Exercise goal =
Output each line of the material exactly as it stands.

Items =
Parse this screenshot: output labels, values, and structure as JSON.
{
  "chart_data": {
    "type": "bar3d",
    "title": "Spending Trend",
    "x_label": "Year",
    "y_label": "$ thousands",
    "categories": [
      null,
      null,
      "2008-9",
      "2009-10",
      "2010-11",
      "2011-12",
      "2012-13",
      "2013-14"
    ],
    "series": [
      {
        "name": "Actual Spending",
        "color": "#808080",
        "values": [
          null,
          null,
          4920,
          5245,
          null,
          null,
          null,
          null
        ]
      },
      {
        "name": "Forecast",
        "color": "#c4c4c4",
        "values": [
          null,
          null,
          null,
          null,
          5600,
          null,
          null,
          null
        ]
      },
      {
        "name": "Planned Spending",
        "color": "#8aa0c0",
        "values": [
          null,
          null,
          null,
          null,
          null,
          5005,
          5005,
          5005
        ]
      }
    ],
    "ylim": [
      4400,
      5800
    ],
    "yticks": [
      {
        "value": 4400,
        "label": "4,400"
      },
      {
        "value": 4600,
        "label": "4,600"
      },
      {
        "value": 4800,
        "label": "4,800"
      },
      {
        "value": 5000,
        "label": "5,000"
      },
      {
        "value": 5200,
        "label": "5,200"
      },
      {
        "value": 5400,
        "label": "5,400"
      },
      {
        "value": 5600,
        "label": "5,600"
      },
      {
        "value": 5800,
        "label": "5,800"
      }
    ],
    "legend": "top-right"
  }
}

Solution =
Parse this screenshot: output labels, values, and structure as JSON.
{
  "chart_data": {
    "type": "bar3d",
    "title": "Spending Trend",
    "x_label": "Year",
    "y_label": "$ thousands",
    "categories": [
      null,
      null,
      "2008-9",
      "2009-10",
      "2010-11",
      "2011-12",
      "2012-13",
      "2013-14"
    ],
    "series": [
      {
        "name": "Actual Spending",
        "color": "#808080",
        "values": [
          null,
          null,
          4920,
          5245,
          null,
          null,
          null,
          null
        ]
      },
      {
        "name": "Forecast",
        "color": "#c4c4c4",
        "values": [
          null,
          null,
          null,
          null,
          5600,
          null,
          null,
          null
        ]
      },
      {
        "name": "Planned Spending",
        "color": "#8aa0c0",
        "values": [
          null,
          null,
          null,
          null,
          null,
          5005,
          5005,
          5005
        ]
      }
    ],
    "ylim": [
      4400,
      5800
    ],
    "yticks": [
      {
        "value": 4400,
        "label": "4,400"
      },
      {
        "value": 4600,
        "label": "4,600"
      },
      {
        "value": 4800,
        "label": "4,800"
      },
      {
        "value": 5000,
        "label": "5,000"
      },
      {
        "value": 5200,
        "label": "5,200"
      },
      {
        "value": 5400,
        "label": "5,400"
      },
      {
        "value": 5600,
        "label": "5,600"
      },
      {
        "value": 5800,
        "label": "5,800"
      }
    ],
    "legend": "top-right"
  }
}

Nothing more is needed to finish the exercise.